◆ WHAT TO WORK ON ◆
Your task is to extract every entry that follows word for word while excluding the pictures.

──────── DATA EXTRACT

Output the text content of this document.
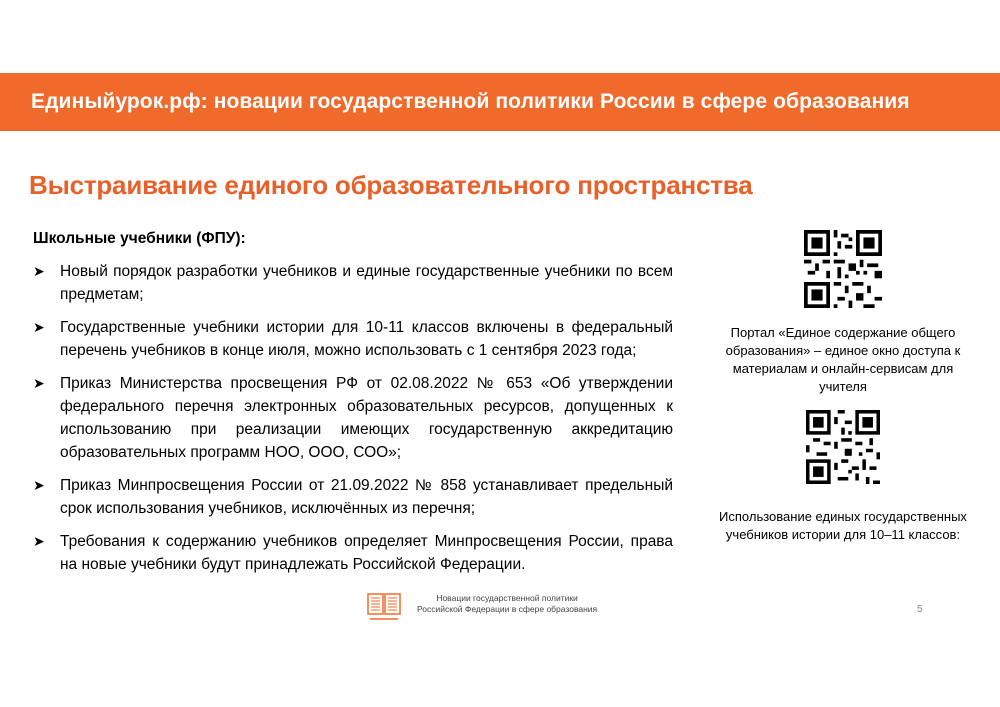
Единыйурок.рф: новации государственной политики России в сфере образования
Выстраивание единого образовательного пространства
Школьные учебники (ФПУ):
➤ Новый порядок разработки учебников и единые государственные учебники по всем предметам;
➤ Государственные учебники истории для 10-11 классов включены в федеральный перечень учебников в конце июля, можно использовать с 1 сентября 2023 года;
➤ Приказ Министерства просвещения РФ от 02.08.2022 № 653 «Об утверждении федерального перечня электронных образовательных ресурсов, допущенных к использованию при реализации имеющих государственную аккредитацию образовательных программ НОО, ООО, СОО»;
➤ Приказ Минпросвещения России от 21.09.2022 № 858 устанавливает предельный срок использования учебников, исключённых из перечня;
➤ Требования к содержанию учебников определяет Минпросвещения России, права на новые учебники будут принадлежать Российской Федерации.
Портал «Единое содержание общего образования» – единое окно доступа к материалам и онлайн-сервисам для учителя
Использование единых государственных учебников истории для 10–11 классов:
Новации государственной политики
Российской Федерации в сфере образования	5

────────────────

◆ CORRECT OUTPUT ◆
Output the text content of this document.
Единыйурок.рф: новации государственной политики России в сфере образования
Выстраивание единого образовательного пространства
Школьные учебники (ФПУ):
➤ Новый порядок разработки учебников и единые государственные учебники по всем предметам;
➤ Государственные учебники истории для 10-11 классов включены в федеральный перечень учебников в конце июля, можно использовать с 1 сентября 2023 года;
➤ Приказ Министерства просвещения РФ от 02.08.2022 № 653 «Об утверждении федерального перечня электронных образовательных ресурсов, допущенных к использованию при реализации имеющих государственную аккредитацию образовательных программ НОО, ООО, СОО»;
➤ Приказ Минпросвещения России от 21.09.2022 № 858 устанавливает предельный срок использования учебников, исключённых из перечня;
➤ Требования к содержанию учебников определяет Минпросвещения России, права на новые учебники будут принадлежать Российской Федерации.
Портал «Единое содержание общего образования» – единое окно доступа к материалам и онлайн-сервисам для учителя
Использование единых государственных учебников истории для 10–11 классов:
Новации государственной политики
Российской Федерации в сфере образования	5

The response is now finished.